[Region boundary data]
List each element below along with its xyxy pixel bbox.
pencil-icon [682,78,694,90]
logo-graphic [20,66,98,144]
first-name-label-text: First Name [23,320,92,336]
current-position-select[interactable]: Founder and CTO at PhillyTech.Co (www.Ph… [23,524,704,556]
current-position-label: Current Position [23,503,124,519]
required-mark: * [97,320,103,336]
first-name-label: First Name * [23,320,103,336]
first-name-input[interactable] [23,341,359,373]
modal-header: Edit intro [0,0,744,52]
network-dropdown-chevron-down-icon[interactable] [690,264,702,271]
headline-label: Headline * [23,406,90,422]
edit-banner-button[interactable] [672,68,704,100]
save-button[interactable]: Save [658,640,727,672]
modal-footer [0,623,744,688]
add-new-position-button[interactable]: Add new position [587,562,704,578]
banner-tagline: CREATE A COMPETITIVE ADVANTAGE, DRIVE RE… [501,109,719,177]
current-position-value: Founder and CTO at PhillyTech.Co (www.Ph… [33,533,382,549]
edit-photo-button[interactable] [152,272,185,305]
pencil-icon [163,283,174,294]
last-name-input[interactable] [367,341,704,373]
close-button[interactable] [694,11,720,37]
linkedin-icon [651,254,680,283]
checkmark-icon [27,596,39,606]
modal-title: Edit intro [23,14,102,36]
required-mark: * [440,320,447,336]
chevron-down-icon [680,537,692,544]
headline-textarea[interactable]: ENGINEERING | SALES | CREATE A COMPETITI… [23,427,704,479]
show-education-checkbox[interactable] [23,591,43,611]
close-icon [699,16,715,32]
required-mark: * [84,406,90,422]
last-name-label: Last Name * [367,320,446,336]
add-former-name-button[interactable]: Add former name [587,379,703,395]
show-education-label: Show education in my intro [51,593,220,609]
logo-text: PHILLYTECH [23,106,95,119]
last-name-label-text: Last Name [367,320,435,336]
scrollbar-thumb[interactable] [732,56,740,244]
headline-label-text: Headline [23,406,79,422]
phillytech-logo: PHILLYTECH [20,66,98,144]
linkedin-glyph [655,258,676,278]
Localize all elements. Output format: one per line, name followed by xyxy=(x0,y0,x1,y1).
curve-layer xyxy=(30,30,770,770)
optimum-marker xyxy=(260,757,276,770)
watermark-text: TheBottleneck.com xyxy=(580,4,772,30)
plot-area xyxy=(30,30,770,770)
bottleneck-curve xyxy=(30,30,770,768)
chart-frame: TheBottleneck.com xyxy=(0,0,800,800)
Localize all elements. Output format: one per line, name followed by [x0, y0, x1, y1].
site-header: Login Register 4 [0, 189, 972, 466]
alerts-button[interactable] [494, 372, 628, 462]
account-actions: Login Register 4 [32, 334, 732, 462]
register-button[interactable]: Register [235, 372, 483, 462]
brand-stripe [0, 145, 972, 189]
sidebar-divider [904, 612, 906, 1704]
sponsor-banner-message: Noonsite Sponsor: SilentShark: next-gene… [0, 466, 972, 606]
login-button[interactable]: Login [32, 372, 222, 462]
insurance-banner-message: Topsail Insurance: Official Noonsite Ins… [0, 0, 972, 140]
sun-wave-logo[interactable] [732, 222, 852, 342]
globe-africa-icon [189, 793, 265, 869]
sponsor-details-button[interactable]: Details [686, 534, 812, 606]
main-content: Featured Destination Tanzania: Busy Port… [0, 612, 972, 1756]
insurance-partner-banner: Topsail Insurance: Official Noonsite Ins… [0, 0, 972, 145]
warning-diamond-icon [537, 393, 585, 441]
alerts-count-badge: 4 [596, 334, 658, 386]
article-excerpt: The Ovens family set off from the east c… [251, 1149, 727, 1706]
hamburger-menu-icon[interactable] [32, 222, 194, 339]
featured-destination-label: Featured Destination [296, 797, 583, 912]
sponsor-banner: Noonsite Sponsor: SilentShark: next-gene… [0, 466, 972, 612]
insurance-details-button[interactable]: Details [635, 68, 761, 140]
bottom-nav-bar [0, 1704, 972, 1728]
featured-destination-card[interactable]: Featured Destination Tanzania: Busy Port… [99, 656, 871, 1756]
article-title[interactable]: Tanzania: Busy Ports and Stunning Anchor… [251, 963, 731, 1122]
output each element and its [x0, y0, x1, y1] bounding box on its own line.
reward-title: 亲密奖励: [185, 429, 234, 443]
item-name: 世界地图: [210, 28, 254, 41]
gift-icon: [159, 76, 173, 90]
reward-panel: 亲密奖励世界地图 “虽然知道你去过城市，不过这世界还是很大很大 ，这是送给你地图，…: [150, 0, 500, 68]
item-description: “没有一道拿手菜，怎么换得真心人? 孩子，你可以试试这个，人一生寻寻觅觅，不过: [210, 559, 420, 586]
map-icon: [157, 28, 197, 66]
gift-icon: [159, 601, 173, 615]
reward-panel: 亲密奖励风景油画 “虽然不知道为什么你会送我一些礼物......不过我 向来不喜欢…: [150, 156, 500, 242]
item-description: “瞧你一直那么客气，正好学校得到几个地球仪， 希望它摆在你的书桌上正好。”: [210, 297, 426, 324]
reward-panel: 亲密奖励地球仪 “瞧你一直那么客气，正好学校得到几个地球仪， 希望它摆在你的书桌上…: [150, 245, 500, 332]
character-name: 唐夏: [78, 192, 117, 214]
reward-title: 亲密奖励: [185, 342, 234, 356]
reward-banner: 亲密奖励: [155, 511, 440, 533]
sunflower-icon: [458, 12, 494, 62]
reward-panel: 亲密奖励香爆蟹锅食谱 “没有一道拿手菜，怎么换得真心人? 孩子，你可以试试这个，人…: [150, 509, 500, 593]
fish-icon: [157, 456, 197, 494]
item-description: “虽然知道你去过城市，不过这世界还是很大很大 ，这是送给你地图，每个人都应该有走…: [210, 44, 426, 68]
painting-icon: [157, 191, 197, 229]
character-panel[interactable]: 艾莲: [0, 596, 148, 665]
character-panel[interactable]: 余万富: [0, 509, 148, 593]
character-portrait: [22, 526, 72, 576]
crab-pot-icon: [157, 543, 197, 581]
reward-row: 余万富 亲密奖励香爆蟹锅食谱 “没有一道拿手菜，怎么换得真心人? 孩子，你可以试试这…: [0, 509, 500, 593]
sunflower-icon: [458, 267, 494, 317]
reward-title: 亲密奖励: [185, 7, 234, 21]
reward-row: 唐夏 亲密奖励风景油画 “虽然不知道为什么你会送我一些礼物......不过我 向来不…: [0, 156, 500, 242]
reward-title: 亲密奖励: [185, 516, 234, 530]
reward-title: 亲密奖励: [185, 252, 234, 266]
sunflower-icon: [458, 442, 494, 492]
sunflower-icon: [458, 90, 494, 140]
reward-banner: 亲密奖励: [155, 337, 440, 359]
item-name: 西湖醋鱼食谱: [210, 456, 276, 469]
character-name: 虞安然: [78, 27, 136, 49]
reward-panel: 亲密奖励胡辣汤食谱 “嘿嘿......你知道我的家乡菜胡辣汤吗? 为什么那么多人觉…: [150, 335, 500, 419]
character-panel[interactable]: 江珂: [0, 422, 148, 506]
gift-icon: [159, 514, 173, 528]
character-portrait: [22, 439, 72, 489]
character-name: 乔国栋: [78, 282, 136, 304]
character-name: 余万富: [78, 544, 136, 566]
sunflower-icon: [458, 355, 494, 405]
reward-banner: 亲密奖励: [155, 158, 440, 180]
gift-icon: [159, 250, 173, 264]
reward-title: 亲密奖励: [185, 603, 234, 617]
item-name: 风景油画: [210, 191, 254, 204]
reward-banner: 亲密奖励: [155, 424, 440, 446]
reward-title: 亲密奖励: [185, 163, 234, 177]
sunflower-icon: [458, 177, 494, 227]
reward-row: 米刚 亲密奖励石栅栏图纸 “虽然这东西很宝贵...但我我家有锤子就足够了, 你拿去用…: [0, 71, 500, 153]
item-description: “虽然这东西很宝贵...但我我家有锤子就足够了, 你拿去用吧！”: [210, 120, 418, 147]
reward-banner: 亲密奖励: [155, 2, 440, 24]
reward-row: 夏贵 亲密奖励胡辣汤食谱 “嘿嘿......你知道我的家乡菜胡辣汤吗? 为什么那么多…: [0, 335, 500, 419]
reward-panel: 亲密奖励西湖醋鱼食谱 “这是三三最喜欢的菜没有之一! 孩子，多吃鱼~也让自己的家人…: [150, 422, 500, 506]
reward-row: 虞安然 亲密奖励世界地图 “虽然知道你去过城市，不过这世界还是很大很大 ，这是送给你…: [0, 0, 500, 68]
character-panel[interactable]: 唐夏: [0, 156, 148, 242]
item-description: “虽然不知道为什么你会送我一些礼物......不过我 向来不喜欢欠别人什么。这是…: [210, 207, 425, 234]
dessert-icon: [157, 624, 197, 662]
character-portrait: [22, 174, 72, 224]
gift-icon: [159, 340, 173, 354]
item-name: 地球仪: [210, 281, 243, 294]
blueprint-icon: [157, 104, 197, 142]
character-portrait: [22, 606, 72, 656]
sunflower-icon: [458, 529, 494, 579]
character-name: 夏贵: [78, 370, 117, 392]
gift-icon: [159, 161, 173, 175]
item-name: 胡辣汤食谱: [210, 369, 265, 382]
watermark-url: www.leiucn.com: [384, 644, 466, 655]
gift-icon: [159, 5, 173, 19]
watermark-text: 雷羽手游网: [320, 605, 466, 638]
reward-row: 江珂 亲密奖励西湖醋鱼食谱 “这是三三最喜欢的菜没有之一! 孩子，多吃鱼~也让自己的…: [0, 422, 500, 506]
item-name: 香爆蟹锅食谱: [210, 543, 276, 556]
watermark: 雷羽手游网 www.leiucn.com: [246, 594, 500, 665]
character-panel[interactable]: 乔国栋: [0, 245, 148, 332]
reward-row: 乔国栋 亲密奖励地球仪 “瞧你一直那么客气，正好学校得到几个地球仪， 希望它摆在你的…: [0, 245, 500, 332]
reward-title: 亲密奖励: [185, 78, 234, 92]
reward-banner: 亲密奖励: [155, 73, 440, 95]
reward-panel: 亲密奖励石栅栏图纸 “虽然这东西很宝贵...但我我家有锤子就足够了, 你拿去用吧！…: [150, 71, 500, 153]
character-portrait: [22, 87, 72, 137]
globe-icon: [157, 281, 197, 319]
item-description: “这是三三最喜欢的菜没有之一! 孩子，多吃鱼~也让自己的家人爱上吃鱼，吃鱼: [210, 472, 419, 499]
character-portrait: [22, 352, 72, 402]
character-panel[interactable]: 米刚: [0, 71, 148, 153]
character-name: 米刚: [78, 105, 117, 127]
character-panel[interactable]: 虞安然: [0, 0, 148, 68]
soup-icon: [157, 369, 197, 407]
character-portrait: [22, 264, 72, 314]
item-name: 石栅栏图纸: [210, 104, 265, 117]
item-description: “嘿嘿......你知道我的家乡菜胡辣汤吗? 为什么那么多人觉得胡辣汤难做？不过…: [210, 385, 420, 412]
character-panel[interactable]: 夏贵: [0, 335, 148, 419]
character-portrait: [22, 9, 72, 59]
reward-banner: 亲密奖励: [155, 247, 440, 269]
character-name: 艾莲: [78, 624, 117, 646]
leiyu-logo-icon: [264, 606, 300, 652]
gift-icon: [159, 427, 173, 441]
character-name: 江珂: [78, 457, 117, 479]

* SET EXERCISE: Render the entries as a numbered list, leaving out blank lines, starting at the first line and ending at the line that contains "current-position-select[interactable]: Founder and". Include both of those lines and nothing after them.

* TASK OUTPUT:
1. List each element below along with its xyxy pixel bbox.
2. pencil-icon [682,78,694,90]
3. logo-graphic [20,66,98,144]
4. first-name-label-text: First Name [23,320,92,336]
5. current-position-select[interactable]: Founder and CTO at PhillyTech.Co (www.Ph… [23,524,704,556]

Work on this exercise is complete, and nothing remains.